Search the material for "Gender" and show all lines that contain it.

Saved data entries
- - -

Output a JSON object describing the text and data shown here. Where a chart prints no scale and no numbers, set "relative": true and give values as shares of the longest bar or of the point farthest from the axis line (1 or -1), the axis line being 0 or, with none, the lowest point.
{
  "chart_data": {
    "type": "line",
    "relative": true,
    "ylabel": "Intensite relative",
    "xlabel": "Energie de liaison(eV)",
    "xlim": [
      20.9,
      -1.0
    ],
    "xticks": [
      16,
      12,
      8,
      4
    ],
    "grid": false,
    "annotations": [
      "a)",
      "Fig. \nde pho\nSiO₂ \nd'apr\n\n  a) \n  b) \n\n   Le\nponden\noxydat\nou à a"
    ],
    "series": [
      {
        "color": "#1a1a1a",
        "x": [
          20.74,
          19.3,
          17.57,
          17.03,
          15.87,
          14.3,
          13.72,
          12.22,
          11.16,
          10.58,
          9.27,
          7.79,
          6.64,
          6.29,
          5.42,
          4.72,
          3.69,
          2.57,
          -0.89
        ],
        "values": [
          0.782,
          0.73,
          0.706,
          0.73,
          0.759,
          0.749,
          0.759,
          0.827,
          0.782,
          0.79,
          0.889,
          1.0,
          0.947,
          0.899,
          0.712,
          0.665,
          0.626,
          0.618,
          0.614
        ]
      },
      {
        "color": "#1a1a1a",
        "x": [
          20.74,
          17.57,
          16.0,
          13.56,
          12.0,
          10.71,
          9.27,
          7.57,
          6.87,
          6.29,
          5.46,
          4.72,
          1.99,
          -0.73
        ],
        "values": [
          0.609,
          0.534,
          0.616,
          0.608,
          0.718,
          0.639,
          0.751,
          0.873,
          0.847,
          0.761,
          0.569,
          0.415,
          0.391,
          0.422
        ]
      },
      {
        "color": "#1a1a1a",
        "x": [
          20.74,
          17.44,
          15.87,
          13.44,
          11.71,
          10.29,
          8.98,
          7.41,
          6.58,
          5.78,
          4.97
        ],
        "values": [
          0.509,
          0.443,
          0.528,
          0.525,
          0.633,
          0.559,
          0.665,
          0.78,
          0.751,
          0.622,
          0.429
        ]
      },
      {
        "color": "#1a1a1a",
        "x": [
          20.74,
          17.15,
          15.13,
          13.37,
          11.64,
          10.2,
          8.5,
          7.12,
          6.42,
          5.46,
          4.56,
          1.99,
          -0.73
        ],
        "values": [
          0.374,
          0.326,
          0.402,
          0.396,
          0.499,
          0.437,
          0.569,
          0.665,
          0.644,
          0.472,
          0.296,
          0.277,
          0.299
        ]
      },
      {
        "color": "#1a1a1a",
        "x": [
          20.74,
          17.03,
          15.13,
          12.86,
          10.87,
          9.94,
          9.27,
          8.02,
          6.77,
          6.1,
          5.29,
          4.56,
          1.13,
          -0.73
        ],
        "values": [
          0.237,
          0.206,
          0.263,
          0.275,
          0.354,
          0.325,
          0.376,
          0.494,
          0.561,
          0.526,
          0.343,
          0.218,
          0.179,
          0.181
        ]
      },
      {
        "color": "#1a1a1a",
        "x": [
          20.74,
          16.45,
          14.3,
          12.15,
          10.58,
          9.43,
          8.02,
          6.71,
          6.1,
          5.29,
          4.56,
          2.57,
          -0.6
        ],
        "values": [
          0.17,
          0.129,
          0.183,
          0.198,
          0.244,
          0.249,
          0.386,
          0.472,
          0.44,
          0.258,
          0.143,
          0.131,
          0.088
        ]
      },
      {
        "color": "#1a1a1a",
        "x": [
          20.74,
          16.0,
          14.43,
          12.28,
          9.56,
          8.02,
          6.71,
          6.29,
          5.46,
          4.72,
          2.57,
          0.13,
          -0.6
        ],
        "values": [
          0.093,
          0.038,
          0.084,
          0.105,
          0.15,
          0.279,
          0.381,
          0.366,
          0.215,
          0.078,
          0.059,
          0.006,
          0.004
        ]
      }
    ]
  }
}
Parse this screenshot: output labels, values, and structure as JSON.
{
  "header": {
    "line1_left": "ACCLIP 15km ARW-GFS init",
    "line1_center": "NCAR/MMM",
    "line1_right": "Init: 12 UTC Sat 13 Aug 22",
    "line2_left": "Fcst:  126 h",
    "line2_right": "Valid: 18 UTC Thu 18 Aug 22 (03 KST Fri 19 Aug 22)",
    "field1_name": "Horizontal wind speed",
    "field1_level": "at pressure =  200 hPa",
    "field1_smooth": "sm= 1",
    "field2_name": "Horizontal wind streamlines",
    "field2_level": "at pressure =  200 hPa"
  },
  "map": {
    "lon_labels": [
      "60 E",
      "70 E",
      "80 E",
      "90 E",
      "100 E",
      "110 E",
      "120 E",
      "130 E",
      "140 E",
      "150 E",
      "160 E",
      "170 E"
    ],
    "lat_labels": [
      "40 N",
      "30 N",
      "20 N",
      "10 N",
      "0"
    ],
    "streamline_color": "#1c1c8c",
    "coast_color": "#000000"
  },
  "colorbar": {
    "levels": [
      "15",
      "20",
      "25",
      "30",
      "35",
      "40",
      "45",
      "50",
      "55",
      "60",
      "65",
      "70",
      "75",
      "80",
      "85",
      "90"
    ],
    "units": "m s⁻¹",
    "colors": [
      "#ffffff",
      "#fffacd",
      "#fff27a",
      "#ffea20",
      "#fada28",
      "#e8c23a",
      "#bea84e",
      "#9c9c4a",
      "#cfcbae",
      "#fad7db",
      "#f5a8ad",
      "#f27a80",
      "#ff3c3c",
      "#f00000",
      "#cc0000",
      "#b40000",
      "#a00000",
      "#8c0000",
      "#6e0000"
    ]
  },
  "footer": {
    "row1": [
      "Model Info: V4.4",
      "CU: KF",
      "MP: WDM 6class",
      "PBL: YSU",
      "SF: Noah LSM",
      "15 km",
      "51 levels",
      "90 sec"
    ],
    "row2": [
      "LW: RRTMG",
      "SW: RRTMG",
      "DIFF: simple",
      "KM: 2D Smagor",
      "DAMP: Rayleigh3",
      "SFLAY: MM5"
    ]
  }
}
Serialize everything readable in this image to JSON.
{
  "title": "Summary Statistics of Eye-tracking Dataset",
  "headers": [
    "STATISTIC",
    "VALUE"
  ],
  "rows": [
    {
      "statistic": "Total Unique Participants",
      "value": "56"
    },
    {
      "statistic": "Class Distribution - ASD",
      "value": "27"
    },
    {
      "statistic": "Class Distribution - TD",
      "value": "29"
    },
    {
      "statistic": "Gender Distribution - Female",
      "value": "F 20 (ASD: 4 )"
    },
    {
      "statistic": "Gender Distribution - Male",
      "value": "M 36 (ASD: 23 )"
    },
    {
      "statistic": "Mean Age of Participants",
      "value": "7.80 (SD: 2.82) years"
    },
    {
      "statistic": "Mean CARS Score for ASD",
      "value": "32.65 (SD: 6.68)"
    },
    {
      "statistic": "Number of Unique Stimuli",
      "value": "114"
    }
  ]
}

- - -

Exercise output:
      "statistic": "Gender Distribution - Female",
      "statistic": "Gender Distribution - Male",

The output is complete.